• _WHAT IS REQUIRED_
Gather all lines from the material that contain "今天早上".

• _MATERIAL PROVIDED_
════════════════
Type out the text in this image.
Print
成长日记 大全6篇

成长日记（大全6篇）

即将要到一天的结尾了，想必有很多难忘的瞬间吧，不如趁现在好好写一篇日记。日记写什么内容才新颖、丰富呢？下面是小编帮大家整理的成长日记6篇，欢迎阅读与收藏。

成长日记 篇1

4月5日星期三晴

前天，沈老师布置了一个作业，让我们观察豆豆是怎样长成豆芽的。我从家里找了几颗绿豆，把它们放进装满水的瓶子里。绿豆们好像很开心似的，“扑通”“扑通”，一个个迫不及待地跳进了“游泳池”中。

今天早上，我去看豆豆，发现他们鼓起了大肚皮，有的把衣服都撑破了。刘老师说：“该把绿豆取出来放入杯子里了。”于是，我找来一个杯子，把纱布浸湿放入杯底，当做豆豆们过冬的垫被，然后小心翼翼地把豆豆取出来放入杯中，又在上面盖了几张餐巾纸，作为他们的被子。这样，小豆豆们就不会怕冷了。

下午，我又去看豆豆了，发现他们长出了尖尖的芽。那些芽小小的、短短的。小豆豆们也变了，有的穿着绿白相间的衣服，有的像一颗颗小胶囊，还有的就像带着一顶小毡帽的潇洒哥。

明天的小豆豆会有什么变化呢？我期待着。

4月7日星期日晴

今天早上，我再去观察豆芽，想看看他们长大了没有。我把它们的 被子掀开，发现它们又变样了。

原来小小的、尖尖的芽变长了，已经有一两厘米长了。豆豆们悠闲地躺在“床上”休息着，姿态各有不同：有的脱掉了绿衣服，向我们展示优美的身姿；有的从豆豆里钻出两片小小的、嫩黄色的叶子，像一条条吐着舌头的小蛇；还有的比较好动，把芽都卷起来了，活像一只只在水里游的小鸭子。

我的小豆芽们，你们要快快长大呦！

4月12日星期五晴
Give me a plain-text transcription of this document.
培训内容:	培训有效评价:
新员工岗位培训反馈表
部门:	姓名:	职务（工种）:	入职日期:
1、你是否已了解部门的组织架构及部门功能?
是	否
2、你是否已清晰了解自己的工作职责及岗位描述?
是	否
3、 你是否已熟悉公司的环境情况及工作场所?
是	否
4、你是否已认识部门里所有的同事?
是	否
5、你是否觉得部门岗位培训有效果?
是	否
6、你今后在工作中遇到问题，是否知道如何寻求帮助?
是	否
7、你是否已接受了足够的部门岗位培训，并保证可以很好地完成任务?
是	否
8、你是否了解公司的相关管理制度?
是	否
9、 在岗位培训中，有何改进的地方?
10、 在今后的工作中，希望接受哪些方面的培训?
════════════════
• _EXERCISE SOLUTION_
今天早上，我去看豆豆，发现他们鼓起了大肚皮，有的把衣服都撑破了。刘老师说：“该把绿豆取出来放入杯子里了。”于是，我找来一个杯子，把纱布浸湿放入杯底，当做豆豆们过冬的垫被，然后小心翼翼地把豆豆取出来放入杯中，又在上面盖了几张餐巾纸，作为他们的被子。这样，小豆豆们就不会怕冷了。
今天早上，我再去观察豆芽，想看看他们长大了没有。我把它们的 被子掀开，发现它们又变样了。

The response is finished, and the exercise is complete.